• [Recorded information]
════════════════

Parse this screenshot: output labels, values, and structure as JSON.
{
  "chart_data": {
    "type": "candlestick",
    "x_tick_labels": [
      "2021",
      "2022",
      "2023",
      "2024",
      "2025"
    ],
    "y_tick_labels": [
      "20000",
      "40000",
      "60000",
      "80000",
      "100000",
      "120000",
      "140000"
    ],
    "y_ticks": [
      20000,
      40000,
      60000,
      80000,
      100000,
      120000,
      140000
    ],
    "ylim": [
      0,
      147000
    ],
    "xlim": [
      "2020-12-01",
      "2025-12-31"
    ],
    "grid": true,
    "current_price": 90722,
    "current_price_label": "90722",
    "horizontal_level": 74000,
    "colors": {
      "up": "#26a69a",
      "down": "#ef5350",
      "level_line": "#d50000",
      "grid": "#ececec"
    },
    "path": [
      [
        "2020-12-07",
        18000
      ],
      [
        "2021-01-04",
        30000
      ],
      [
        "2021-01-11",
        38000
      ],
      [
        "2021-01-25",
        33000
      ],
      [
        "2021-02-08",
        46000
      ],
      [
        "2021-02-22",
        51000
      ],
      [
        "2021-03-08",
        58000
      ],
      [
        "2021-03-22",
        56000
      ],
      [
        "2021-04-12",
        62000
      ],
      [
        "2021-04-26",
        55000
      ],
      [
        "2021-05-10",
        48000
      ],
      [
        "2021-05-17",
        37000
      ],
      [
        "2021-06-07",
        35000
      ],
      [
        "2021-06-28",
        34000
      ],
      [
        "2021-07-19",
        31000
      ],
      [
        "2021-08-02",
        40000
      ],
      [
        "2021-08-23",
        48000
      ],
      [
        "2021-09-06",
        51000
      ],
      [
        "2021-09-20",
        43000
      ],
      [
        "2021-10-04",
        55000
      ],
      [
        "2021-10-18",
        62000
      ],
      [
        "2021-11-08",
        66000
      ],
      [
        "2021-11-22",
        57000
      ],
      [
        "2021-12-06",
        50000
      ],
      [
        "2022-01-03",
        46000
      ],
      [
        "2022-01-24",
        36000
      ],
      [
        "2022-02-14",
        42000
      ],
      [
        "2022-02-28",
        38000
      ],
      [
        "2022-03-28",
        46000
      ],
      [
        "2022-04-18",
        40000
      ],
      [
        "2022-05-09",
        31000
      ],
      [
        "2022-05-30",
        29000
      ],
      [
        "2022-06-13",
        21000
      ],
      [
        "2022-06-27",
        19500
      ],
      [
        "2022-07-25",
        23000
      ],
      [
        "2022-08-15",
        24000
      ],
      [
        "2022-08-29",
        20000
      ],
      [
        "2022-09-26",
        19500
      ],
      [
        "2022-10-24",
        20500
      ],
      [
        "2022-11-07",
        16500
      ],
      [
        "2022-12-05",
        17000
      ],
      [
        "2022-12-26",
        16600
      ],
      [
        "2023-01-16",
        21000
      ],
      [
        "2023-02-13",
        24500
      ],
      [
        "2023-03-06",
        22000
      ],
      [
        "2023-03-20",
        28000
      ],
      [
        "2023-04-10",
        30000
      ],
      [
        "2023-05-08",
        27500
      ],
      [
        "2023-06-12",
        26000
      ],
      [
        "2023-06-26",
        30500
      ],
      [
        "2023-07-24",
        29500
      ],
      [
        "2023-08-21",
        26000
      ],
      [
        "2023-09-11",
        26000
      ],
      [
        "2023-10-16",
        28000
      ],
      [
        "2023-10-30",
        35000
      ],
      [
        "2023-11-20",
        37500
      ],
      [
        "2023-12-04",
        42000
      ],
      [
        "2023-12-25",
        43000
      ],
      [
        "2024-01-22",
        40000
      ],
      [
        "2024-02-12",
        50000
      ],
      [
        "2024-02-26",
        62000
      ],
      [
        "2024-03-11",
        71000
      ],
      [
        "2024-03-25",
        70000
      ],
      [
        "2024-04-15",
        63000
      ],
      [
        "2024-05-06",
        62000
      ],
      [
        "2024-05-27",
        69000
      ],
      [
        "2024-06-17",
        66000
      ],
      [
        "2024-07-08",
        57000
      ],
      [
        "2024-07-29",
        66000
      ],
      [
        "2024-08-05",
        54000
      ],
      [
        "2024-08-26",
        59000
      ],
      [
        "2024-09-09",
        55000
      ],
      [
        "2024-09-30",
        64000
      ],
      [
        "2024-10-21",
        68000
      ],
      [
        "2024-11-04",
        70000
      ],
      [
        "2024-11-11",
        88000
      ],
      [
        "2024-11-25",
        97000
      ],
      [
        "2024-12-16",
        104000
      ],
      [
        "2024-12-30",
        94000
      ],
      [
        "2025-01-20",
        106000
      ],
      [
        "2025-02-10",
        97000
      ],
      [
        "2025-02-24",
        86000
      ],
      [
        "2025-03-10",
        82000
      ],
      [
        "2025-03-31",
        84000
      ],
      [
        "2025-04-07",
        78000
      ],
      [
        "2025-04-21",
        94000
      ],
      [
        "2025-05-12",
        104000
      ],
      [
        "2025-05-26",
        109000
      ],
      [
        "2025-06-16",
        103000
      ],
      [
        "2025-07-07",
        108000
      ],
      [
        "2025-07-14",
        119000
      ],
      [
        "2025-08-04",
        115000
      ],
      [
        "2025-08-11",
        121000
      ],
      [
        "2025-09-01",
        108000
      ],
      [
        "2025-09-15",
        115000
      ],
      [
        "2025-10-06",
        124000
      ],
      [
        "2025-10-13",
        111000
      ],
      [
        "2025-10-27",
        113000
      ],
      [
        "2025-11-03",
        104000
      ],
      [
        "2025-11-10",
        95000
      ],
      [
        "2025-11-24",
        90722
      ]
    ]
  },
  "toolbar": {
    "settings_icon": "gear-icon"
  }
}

════════════════

• [Task prompt]
Write the data back out verbatim.

• [Response to this exercise]
Parse this screenshot: output labels, values, and structure as JSON.
{
  "chart_data": {
    "type": "candlestick",
    "x_tick_labels": [
      "2021",
      "2022",
      "2023",
      "2024",
      "2025"
    ],
    "y_tick_labels": [
      "20000",
      "40000",
      "60000",
      "80000",
      "100000",
      "120000",
      "140000"
    ],
    "y_ticks": [
      20000,
      40000,
      60000,
      80000,
      100000,
      120000,
      140000
    ],
    "ylim": [
      0,
      147000
    ],
    "xlim": [
      "2020-12-01",
      "2025-12-31"
    ],
    "grid": true,
    "current_price": 90722,
    "current_price_label": "90722",
    "horizontal_level": 74000,
    "colors": {
      "up": "#26a69a",
      "down": "#ef5350",
      "level_line": "#d50000",
      "grid": "#ececec"
    },
    "path": [
      [
        "2020-12-07",
        18000
      ],
      [
        "2021-01-04",
        30000
      ],
      [
        "2021-01-11",
        38000
      ],
      [
        "2021-01-25",
        33000
      ],
      [
        "2021-02-08",
        46000
      ],
      [
        "2021-02-22",
        51000
      ],
      [
        "2021-03-08",
        58000
      ],
      [
        "2021-03-22",
        56000
      ],
      [
        "2021-04-12",
        62000
      ],
      [
        "2021-04-26",
        55000
      ],
      [
        "2021-05-10",
        48000
      ],
      [
        "2021-05-17",
        37000
      ],
      [
        "2021-06-07",
        35000
      ],
      [
        "2021-06-28",
        34000
      ],
      [
        "2021-07-19",
        31000
      ],
      [
        "2021-08-02",
        40000
      ],
      [
        "2021-08-23",
        48000
      ],
      [
        "2021-09-06",
        51000
      ],
      [
        "2021-09-20",
        43000
      ],
      [
        "2021-10-04",
        55000
      ],
      [
        "2021-10-18",
        62000
      ],
      [
        "2021-11-08",
        66000
      ],
      [
        "2021-11-22",
        57000
      ],
      [
        "2021-12-06",
        50000
      ],
      [
        "2022-01-03",
        46000
      ],
      [
        "2022-01-24",
        36000
      ],
      [
        "2022-02-14",
        42000
      ],
      [
        "2022-02-28",
        38000
      ],
      [
        "2022-03-28",
        46000
      ],
      [
        "2022-04-18",
        40000
      ],
      [
        "2022-05-09",
        31000
      ],
      [
        "2022-05-30",
        29000
      ],
      [
        "2022-06-13",
        21000
      ],
      [
        "2022-06-27",
        19500
      ],
      [
        "2022-07-25",
        23000
      ],
      [
        "2022-08-15",
        24000
      ],
      [
        "2022-08-29",
        20000
      ],
      [
        "2022-09-26",
        19500
      ],
      [
        "2022-10-24",
        20500
      ],
      [
        "2022-11-07",
        16500
      ],
      [
        "2022-12-05",
        17000
      ],
      [
        "2022-12-26",
        16600
      ],
      [
        "2023-01-16",
        21000
      ],
      [
        "2023-02-13",
        24500
      ],
      [
        "2023-03-06",
        22000
      ],
      [
        "2023-03-20",
        28000
      ],
      [
        "2023-04-10",
        30000
      ],
      [
        "2023-05-08",
        27500
      ],
      [
        "2023-06-12",
        26000
      ],
      [
        "2023-06-26",
        30500
      ],
      [
        "2023-07-24",
        29500
      ],
      [
        "2023-08-21",
        26000
      ],
      [
        "2023-09-11",
        26000
      ],
      [
        "2023-10-16",
        28000
      ],
      [
        "2023-10-30",
        35000
      ],
      [
        "2023-11-20",
        37500
      ],
      [
        "2023-12-04",
        42000
      ],
      [
        "2023-12-25",
        43000
      ],
      [
        "2024-01-22",
        40000
      ],
      [
        "2024-02-12",
        50000
      ],
      [
        "2024-02-26",
        62000
      ],
      [
        "2024-03-11",
        71000
      ],
      [
        "2024-03-25",
        70000
      ],
      [
        "2024-04-15",
        63000
      ],
      [
        "2024-05-06",
        62000
      ],
      [
        "2024-05-27",
        69000
      ],
      [
        "2024-06-17",
        66000
      ],
      [
        "2024-07-08",
        57000
      ],
      [
        "2024-07-29",
        66000
      ],
      [
        "2024-08-05",
        54000
      ],
      [
        "2024-08-26",
        59000
      ],
      [
        "2024-09-09",
        55000
      ],
      [
        "2024-09-30",
        64000
      ],
      [
        "2024-10-21",
        68000
      ],
      [
        "2024-11-04",
        70000
      ],
      [
        "2024-11-11",
        88000
      ],
      [
        "2024-11-25",
        97000
      ],
      [
        "2024-12-16",
        104000
      ],
      [
        "2024-12-30",
        94000
      ],
      [
        "2025-01-20",
        106000
      ],
      [
        "2025-02-10",
        97000
      ],
      [
        "2025-02-24",
        86000
      ],
      [
        "2025-03-10",
        82000
      ],
      [
        "2025-03-31",
        84000
      ],
      [
        "2025-04-07",
        78000
      ],
      [
        "2025-04-21",
        94000
      ],
      [
        "2025-05-12",
        104000
      ],
      [
        "2025-05-26",
        109000
      ],
      [
        "2025-06-16",
        103000
      ],
      [
        "2025-07-07",
        108000
      ],
      [
        "2025-07-14",
        119000
      ],
      [
        "2025-08-04",
        115000
      ],
      [
        "2025-08-11",
        121000
      ],
      [
        "2025-09-01",
        108000
      ],
      [
        "2025-09-15",
        115000
      ],
      [
        "2025-10-06",
        124000
      ],
      [
        "2025-10-13",
        111000
      ],
      [
        "2025-10-27",
        113000
      ],
      [
        "2025-11-03",
        104000
      ],
      [
        "2025-11-10",
        95000
      ],
      [
        "2025-11-24",
        90722
      ]
    ]
  },
  "toolbar": {
    "settings_icon": "gear-icon"
  }
}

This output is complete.